## Exercise task
For each line below that contains the string "Block", copy that line.

## Data extracted from a collection
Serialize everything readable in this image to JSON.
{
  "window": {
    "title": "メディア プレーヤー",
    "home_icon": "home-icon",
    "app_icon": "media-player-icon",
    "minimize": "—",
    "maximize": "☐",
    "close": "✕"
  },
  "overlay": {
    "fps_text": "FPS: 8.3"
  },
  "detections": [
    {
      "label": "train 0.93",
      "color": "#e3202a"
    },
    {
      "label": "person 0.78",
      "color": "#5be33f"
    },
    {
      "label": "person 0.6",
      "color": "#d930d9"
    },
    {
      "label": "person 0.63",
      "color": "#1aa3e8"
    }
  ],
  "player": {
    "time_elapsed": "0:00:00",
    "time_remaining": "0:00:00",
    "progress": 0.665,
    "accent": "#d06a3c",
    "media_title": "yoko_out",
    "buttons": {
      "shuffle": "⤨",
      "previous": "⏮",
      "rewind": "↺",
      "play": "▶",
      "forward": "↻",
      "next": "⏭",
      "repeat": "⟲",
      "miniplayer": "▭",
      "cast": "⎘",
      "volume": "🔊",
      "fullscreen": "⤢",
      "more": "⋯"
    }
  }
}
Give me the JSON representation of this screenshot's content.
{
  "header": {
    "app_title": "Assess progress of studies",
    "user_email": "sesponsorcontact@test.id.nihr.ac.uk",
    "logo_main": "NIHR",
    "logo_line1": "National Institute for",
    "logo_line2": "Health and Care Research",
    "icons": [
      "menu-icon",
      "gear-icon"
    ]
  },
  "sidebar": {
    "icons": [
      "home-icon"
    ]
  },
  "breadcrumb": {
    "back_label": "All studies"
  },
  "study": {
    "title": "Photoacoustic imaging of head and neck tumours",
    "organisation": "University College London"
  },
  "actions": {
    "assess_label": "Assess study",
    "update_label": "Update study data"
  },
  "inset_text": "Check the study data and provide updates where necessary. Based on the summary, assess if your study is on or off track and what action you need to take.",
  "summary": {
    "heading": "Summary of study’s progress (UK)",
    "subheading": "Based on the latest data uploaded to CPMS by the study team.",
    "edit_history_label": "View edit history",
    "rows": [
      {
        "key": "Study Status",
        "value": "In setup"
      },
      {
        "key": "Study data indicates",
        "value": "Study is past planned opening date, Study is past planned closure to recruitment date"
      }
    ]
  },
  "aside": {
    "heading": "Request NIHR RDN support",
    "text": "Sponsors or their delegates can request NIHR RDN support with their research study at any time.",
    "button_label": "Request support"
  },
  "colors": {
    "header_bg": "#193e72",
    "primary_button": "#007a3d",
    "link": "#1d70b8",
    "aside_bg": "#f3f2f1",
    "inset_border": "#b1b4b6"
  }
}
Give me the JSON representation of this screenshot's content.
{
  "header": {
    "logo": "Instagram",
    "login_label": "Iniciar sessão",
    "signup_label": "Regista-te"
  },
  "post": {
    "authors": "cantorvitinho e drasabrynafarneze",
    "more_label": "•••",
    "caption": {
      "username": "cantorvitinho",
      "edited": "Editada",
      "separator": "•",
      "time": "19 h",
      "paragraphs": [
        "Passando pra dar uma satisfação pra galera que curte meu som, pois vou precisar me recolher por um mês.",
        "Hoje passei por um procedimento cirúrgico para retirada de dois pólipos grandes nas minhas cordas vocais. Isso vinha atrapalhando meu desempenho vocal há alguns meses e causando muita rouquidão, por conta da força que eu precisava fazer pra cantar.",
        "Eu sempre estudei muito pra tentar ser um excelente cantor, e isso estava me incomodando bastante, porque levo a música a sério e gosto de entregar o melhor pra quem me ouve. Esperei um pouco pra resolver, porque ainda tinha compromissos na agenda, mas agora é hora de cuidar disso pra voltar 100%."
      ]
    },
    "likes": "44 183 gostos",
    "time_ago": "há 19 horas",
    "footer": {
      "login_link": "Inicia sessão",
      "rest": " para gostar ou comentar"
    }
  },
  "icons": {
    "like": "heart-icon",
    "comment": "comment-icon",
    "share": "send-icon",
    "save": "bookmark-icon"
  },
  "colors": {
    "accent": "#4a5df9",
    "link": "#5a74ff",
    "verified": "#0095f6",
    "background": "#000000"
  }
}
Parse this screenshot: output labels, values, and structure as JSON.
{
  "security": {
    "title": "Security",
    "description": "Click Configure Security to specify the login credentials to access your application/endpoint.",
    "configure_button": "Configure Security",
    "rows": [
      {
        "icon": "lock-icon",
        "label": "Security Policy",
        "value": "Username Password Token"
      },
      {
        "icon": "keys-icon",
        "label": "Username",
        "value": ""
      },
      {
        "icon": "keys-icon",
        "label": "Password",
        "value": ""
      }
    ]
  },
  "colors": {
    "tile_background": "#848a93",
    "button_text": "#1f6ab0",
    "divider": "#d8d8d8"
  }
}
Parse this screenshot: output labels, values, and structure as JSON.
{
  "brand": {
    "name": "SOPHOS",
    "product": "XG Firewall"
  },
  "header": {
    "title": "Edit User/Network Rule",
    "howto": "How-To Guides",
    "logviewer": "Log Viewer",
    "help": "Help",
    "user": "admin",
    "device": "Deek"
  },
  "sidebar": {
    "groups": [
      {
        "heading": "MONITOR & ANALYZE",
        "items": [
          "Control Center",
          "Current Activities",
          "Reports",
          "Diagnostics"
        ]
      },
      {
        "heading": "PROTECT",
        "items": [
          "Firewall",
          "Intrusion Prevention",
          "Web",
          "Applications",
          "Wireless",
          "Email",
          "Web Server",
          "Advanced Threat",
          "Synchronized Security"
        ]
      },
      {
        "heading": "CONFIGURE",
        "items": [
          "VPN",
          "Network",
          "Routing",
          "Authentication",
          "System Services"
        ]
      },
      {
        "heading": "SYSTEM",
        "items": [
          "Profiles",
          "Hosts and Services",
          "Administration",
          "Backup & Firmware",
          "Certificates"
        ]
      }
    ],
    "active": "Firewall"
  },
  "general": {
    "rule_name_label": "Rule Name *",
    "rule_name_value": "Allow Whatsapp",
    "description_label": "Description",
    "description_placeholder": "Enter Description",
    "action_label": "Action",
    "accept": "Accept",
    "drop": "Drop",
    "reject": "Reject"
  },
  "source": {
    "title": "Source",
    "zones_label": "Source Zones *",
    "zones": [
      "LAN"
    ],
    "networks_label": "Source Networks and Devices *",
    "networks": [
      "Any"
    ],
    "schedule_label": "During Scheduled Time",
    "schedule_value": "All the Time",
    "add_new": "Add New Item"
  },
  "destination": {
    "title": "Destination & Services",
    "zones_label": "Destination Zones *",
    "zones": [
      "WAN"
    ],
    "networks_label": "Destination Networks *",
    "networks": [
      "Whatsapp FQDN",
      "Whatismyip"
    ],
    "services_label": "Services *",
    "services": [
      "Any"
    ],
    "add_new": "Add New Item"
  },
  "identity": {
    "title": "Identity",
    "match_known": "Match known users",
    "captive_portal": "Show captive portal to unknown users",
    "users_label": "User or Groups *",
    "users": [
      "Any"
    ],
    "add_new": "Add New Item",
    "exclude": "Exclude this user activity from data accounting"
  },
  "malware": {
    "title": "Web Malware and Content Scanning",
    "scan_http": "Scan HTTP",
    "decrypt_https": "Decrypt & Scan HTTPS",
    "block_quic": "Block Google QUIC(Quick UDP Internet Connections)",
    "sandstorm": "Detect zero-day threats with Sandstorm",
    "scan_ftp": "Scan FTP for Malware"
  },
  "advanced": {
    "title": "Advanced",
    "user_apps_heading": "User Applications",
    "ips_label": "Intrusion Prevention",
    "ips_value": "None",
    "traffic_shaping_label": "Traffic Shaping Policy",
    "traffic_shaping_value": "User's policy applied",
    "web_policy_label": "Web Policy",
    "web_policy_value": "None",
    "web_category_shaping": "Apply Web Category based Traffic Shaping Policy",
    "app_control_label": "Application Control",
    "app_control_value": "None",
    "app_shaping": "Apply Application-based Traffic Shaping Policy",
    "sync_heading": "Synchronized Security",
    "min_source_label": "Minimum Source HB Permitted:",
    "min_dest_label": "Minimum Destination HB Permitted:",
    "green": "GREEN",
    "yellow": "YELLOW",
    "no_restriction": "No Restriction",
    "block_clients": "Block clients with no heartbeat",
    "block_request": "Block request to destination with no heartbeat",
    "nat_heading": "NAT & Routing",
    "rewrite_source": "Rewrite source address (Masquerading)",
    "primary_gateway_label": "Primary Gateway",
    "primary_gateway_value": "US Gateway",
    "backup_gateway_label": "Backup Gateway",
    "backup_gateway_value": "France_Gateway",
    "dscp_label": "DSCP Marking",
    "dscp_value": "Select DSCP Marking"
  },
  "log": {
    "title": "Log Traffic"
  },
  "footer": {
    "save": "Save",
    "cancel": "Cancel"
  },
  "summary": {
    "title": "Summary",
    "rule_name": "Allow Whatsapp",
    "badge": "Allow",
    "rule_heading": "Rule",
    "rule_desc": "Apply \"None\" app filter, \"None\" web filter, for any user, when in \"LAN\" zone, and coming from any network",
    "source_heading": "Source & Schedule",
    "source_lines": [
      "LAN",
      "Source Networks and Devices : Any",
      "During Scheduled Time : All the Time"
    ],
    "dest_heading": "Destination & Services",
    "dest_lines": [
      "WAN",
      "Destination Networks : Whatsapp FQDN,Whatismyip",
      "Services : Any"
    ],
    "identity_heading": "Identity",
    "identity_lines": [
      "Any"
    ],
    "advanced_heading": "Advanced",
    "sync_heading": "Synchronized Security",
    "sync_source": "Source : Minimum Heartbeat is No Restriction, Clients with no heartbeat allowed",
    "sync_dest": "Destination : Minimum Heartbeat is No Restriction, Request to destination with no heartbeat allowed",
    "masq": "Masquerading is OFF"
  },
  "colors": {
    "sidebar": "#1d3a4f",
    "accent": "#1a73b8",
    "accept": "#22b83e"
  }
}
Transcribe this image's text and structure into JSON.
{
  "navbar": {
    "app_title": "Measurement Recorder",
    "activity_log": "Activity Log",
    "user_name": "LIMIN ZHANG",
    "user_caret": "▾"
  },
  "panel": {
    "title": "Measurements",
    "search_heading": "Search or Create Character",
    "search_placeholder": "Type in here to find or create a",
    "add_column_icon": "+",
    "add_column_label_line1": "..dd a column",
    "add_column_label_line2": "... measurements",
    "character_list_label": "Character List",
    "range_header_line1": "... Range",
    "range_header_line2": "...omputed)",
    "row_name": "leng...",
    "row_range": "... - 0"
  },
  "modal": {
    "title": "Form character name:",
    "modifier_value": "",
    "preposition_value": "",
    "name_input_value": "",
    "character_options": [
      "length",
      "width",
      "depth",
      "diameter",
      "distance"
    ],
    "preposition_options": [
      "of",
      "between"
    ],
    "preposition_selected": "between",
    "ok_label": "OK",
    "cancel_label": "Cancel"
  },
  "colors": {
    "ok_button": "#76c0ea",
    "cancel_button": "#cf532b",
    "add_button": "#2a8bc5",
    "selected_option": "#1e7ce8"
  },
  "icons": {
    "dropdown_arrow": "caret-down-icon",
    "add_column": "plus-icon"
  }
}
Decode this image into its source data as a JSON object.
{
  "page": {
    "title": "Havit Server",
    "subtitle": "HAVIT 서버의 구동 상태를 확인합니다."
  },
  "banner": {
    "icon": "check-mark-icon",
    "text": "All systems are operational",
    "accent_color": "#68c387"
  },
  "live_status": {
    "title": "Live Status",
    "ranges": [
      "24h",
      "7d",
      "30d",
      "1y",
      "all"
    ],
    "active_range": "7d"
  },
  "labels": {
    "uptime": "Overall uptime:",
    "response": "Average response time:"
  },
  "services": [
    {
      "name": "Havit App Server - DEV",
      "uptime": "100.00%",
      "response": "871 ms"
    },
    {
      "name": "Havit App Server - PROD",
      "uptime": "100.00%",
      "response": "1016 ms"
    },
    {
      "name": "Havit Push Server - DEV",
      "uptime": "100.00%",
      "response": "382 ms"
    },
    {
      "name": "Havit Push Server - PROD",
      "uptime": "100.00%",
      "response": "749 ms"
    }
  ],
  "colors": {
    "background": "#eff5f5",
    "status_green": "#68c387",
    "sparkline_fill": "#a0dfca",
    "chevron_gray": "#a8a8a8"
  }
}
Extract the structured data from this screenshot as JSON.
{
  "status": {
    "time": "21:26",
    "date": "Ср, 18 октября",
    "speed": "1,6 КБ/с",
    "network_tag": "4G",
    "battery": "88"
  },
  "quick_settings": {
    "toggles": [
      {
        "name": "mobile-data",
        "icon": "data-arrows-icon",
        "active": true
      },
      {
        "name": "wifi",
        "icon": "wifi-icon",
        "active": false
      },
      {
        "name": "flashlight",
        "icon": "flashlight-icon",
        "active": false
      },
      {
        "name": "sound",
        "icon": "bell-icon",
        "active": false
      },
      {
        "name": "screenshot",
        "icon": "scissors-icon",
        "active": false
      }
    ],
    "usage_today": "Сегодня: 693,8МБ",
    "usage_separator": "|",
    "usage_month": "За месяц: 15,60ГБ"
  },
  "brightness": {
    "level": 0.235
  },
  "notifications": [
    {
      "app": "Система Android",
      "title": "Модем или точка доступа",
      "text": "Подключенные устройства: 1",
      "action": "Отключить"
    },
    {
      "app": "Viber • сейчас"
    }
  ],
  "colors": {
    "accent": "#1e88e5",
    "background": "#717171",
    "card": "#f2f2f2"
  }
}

## Response for this exercise
    "block_quic": "Block Google QUIC(Quick UDP Internet Connections)",
    "block_clients": "Block clients with no heartbeat",
    "block_request": "Block request to destination with no heartbeat",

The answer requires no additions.